[Provided passage]
····················
Friday, April 25, 2014

Boycott Kraft Days - a bit of memoir

In every life, the odd, the unexplainable occurs. So it was during that long-ago 1970's campaign to Boycott Kraft cheese. I cannot now remember the outcome of the boycott. But I do remember a strange incident within it. What follows is memoir or creative non-fiction. Almost all the names have been changed. 


Boycott Kraft
By Joan Baril
Boycott Kraft said the hand lettered sign above the cash register. It was May, 1973, and the boycott was in full swing, or so Ken Hamm told me when I dropped into the Thunder Bay Co-op Bookshop on South Algoma Street. Ken was minding store and playing his guitar at the same time.  As usual, he was playing the blues and singing softly to himself.  His long hair brushed the end of the guitar as he hunched over the strings. No other customers were browsing the crowded aisles of the little shop.
A pile of information sheets, small posters, stickers, buttons and bumper stickers rested on a table beside the cash. The boycott had been started by the National Farmers’ Union, headquartered in Saskatchewan. I picked up an information sheet and tried to puzzle through the dense text which described how the Kraft Corporation manipulated the milk quota system in order to shut out the small independent cheese producers.  I skimmed guiltily. How committed was I to this issue? How much time did I want to spend studying cheese?  
Not much. 

As I stood frowning over the paper, Maurie Green walked into the shop. “I’ve looked into the entire issue and I think I can explain it clearly,” he said.  “It’s a disgrace the way Kraft is driving small dairy farmers and cheese factories to the wall. I’d like to speak about it at the next Bookshop Benefit.” The benefit, held every second Sunday night in the Little Finn Hall on Bay Street featured folk music, poetry readings, announcements and, occasionally, a speech or a skit of some sort. 
“Far out,” Ken said taking out the scribbler he used to list the performers at the Benefits.  “You can be up first after the break.”
····················
[Raw records]
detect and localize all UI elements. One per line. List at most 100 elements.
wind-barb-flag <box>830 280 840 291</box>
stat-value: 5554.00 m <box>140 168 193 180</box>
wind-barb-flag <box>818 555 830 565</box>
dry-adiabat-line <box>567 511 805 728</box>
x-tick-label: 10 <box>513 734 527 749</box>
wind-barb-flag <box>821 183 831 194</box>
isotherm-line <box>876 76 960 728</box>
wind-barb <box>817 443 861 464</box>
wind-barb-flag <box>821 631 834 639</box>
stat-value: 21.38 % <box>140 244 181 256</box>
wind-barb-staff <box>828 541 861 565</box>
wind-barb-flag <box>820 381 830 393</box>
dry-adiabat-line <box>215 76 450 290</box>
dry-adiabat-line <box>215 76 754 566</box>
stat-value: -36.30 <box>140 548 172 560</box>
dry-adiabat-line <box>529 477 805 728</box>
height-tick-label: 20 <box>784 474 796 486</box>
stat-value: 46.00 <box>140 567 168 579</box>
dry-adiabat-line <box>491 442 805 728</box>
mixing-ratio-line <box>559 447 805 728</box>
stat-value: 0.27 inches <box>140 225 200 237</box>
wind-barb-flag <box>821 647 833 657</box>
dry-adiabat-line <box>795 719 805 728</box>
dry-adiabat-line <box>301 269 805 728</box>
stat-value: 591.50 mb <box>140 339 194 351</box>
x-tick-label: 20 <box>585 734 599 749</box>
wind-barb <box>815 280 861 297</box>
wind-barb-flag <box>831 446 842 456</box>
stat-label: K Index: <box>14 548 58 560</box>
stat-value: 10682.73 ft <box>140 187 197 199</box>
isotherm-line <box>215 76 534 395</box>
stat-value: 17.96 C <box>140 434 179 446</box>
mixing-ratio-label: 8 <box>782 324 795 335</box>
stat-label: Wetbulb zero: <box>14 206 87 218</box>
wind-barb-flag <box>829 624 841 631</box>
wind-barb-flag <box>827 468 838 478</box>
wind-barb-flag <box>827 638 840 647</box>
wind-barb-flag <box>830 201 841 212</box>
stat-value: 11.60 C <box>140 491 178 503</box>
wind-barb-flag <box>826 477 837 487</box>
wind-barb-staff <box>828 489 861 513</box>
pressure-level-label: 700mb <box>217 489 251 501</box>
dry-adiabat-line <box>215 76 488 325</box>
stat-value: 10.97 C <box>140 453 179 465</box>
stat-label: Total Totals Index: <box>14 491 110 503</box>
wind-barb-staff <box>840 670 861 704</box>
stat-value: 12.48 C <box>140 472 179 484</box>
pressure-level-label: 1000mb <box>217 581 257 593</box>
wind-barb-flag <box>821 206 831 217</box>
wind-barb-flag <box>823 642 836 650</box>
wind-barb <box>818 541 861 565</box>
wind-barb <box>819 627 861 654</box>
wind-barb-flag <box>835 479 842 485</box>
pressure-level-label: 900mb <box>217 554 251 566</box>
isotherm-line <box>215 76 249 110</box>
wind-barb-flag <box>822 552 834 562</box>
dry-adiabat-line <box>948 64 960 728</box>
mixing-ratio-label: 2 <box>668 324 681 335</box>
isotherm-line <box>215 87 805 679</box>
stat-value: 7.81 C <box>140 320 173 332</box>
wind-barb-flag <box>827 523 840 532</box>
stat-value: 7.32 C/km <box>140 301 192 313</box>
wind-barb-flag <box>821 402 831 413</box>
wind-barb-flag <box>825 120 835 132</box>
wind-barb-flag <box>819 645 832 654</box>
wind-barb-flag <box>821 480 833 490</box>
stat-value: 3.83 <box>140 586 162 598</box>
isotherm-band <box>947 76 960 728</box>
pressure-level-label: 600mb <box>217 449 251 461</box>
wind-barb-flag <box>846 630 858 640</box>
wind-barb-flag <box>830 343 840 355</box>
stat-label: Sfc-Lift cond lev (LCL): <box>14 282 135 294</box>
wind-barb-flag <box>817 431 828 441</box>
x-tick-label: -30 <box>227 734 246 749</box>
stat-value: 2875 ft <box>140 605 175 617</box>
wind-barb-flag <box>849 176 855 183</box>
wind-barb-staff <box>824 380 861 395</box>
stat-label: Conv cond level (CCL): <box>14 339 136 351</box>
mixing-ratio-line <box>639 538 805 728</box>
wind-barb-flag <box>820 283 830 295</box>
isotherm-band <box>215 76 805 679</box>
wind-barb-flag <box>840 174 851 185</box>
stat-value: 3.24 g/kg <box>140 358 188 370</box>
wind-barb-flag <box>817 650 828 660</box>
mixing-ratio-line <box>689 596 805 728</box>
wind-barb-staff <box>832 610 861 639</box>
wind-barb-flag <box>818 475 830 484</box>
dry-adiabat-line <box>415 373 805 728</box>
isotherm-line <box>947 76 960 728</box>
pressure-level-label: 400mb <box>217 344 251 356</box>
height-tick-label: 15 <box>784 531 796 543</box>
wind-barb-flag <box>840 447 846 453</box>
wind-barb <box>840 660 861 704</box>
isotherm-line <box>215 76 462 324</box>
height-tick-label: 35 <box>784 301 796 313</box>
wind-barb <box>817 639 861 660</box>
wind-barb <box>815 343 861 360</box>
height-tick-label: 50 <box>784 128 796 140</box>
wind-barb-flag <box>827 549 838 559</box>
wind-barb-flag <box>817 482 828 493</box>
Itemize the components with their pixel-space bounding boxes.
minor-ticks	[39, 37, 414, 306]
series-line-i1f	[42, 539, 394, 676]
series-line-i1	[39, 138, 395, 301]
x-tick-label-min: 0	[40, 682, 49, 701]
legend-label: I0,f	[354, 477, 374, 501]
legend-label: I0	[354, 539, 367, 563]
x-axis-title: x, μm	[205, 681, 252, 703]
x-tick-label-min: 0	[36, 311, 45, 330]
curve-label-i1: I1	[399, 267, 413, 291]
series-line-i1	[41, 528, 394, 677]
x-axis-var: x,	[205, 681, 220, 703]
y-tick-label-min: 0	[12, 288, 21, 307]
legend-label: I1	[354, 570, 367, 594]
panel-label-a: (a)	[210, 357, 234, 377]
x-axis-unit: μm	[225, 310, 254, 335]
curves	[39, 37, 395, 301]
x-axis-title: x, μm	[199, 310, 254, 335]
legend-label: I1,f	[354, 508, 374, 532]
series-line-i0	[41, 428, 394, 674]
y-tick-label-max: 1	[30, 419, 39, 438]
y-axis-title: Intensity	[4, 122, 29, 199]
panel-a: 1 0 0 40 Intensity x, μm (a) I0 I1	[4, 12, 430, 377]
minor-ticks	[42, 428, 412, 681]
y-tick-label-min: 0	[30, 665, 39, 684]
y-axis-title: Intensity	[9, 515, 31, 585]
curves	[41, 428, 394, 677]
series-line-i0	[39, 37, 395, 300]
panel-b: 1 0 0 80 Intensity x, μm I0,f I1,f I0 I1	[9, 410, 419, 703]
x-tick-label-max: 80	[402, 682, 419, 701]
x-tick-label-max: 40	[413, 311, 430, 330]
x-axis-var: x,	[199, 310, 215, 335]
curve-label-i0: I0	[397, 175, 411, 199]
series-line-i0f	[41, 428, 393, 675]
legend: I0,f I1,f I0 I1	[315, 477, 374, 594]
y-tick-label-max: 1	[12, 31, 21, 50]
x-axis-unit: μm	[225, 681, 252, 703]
····················
[Tasks to perform]
a: Shorten the paragraph of the Boycott Kraft memoir that begins "A pile of information sheets," keeping its main facts.
b: Copy the Boycott Kraft memoir word for word from "Boycott Kraft Days" to "have been changed.".
The material stands apart from the Boycott Kraft memoir.

[Solutions per task]
a: A table beside the cash held information sheets, small posters, stickers, buttons and bumper stickers. The National Farmers' Union, headquartered in Saskatchewan, had started the boycott. I picked up a sheet explaining in dense text how the Kraft Corporation manipulated the milk quota system to shut out small independent cheese producers. I skimmed it guiltily, wondering how committed I was to the issue and how much time I wanted to spend studying cheese.

b:
Boycott Kraft Days - a bit of memoir

In every life, the odd, the unexplainable occurs. So it was during that long-ago 1970's campaign to Boycott Kraft cheese. I cannot now remember the outcome of the boycott. But I do remember a strange incident within it. What follows is memoir or creative non-fiction. Almost all the names have been changed.